Your task:
Copy each line of the records that holds the string "Perú".

Data for the task:
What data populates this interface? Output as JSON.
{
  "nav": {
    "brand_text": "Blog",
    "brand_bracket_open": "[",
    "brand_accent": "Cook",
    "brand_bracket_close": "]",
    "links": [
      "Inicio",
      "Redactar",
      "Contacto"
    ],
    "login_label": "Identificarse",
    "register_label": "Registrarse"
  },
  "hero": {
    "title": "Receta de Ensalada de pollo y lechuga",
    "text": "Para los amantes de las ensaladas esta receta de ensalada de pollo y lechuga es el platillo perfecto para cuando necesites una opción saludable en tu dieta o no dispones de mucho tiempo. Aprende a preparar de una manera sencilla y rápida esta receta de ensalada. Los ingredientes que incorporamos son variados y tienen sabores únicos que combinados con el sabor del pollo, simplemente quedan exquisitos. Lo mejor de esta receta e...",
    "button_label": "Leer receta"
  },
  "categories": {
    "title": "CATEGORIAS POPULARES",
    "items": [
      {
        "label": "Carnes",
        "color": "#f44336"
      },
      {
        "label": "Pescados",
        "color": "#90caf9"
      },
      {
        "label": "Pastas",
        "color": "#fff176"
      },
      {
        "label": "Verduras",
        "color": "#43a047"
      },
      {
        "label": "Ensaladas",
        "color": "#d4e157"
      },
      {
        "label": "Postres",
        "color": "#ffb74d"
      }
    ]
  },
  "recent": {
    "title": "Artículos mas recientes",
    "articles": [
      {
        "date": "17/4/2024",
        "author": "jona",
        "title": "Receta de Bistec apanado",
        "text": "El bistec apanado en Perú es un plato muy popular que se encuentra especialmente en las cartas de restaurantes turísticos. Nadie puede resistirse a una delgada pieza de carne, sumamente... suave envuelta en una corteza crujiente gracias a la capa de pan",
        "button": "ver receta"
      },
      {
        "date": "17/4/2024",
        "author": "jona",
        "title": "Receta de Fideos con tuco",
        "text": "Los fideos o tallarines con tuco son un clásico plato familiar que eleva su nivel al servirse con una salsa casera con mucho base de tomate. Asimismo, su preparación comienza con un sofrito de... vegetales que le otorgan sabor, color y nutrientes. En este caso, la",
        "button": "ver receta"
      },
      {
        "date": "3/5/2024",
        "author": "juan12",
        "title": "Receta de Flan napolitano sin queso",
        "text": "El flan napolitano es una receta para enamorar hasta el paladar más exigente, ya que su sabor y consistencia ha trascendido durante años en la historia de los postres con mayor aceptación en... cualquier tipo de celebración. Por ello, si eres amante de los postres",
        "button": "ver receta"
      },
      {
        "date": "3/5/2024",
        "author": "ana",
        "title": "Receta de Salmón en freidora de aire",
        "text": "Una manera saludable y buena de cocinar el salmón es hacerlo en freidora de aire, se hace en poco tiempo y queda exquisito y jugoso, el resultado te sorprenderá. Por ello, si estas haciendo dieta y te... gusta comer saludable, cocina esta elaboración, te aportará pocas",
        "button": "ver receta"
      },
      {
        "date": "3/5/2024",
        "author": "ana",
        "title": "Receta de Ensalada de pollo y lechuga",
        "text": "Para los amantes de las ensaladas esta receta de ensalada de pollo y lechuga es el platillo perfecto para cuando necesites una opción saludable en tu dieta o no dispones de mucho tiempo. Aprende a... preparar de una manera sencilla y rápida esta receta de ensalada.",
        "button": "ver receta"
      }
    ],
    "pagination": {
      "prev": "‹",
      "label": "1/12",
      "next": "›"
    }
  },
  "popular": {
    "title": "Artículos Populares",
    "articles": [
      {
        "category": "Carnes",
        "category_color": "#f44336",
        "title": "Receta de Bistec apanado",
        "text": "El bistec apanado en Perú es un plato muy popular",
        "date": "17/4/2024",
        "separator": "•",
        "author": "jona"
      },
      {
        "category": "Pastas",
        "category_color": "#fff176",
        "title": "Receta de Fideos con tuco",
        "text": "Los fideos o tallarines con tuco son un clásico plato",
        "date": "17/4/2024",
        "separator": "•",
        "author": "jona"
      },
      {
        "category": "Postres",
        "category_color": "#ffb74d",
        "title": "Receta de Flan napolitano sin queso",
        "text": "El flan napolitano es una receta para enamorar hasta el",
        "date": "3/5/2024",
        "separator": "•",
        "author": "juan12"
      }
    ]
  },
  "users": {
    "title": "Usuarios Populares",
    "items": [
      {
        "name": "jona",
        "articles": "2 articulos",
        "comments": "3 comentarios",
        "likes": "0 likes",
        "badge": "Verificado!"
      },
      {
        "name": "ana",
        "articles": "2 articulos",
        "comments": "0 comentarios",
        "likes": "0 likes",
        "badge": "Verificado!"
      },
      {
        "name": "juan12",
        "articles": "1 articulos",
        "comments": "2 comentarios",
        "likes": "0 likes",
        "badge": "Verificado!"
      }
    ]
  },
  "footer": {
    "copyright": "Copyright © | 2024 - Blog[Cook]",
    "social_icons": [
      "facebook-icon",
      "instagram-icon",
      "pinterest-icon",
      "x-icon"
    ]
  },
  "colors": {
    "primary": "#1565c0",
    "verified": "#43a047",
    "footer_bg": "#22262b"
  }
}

Worked solution:
        "text": "El bistec apanado en Perú es un plato muy popular que se encuentra especialmente en las cartas de restaurantes turísticos. Nadie puede resistirse a una delgada pieza de carne, sumamente... suave envuelta en una corteza crujiente gracias a la capa de pan",
        "text": "El bistec apanado en Perú es un plato muy popular",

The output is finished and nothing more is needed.